Goal
Find every line containing the word "语言研究" and report the count, nothing more.

Input for this task
____________
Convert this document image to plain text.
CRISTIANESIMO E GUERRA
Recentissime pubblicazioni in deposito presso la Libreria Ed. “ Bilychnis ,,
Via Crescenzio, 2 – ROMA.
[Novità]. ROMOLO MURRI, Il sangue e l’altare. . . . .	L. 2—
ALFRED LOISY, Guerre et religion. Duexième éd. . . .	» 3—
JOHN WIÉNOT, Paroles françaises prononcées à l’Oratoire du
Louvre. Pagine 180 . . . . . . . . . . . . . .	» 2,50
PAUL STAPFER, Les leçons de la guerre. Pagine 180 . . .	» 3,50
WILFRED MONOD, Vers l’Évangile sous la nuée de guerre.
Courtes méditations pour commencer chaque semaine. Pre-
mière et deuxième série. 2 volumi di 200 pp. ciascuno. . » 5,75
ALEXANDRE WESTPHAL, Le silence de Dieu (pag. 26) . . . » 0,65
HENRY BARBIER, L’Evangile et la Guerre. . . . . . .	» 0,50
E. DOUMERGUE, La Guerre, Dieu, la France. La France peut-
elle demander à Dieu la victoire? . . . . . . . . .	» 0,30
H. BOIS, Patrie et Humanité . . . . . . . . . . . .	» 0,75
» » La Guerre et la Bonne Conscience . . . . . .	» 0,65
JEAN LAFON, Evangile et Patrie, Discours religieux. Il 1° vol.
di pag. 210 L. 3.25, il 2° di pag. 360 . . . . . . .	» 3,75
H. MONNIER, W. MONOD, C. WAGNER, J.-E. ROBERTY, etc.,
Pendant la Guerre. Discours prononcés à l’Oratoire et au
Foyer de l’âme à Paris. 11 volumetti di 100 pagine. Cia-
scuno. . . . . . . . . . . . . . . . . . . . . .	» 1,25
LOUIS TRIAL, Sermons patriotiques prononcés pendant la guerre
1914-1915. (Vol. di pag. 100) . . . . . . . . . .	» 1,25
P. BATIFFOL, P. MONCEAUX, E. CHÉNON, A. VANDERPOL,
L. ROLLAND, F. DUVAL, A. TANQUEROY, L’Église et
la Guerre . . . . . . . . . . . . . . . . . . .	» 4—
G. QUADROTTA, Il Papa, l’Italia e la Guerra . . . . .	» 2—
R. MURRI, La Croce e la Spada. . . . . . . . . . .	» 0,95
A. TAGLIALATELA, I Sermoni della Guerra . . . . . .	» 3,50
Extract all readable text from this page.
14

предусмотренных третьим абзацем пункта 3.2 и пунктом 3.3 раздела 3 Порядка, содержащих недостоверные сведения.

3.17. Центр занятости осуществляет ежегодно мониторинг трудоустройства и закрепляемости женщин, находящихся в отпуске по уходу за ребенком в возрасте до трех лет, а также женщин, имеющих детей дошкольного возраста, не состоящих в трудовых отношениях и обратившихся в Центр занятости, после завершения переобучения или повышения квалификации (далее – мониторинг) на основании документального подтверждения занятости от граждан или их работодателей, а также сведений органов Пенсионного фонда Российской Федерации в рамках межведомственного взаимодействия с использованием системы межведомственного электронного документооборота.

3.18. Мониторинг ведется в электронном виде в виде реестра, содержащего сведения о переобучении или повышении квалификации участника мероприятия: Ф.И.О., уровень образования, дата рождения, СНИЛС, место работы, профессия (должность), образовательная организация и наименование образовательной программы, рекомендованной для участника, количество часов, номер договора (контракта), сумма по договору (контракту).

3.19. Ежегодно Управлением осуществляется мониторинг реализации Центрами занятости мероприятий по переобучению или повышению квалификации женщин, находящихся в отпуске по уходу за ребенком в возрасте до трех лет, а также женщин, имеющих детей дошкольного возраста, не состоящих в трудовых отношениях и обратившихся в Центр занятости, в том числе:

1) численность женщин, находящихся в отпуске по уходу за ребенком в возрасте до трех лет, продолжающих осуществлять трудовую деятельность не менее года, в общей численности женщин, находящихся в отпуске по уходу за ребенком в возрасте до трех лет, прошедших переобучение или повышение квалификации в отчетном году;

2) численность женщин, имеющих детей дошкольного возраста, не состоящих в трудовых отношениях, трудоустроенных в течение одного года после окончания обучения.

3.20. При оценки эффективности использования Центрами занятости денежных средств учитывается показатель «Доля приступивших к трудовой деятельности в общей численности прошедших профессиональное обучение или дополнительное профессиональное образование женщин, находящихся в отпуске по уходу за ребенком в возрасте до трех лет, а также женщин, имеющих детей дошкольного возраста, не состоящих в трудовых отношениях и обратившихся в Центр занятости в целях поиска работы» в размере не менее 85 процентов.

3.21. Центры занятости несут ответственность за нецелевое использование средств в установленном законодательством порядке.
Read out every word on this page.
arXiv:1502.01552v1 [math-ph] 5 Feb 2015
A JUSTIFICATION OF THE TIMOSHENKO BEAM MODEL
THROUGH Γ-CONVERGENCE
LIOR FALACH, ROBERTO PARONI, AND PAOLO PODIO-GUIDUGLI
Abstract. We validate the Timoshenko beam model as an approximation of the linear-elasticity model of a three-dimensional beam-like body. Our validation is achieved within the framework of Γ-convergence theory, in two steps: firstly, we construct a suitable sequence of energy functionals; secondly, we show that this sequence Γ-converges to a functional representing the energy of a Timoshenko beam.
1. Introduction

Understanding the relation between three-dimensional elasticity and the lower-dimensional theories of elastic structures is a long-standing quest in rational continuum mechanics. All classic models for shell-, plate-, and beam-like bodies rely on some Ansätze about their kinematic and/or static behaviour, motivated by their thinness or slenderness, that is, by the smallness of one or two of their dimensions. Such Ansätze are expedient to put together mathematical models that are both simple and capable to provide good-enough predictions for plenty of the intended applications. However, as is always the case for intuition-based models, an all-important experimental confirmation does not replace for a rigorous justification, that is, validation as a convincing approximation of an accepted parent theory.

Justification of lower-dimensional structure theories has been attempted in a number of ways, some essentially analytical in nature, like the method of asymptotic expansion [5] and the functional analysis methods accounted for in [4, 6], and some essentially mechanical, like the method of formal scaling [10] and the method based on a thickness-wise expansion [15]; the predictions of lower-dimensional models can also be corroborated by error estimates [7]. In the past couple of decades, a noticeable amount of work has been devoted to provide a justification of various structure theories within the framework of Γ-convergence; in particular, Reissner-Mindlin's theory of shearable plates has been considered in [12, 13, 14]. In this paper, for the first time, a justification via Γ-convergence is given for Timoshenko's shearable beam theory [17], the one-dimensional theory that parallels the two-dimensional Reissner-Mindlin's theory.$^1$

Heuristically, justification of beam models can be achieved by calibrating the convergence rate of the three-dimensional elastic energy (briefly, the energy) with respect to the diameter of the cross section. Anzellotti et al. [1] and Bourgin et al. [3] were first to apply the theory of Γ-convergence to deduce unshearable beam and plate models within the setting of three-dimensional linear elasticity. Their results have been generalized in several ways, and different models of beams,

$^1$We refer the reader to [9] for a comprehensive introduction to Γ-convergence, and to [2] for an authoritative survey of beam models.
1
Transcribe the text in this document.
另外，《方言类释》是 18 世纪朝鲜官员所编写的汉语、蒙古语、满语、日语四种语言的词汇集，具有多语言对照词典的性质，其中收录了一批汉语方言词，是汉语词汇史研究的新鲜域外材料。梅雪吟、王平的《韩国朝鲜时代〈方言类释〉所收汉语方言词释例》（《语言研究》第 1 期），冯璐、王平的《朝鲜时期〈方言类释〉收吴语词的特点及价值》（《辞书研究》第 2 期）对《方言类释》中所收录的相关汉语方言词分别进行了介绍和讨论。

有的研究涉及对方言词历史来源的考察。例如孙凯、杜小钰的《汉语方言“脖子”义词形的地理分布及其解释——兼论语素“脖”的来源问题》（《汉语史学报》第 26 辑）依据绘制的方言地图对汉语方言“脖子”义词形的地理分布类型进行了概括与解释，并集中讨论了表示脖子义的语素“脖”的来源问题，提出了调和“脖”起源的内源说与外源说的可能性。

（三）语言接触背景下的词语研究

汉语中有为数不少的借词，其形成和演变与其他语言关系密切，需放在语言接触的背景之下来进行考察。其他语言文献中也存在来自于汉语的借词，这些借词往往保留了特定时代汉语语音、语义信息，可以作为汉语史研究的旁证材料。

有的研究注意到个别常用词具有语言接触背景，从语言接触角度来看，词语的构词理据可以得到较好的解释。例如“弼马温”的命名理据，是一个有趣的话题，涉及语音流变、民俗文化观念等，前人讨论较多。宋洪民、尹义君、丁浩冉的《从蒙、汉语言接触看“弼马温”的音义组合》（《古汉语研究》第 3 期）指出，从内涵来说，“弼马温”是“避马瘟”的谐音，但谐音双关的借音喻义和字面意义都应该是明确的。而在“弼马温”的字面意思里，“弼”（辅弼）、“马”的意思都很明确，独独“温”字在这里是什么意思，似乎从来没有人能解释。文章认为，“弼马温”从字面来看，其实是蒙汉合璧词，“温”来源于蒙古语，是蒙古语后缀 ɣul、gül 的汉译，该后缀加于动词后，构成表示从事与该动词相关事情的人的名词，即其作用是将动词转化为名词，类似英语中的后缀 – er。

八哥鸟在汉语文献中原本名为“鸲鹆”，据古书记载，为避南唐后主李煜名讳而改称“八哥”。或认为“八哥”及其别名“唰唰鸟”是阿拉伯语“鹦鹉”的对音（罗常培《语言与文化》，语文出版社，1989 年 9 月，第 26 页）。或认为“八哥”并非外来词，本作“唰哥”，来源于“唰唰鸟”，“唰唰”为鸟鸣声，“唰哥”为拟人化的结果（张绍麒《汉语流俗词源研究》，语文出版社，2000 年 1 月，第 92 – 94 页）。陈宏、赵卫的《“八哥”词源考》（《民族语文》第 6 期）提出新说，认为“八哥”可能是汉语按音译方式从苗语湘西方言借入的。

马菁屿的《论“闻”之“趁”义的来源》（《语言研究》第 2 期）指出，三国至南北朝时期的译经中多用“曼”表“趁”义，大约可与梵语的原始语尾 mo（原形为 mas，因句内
____________
Task solution
2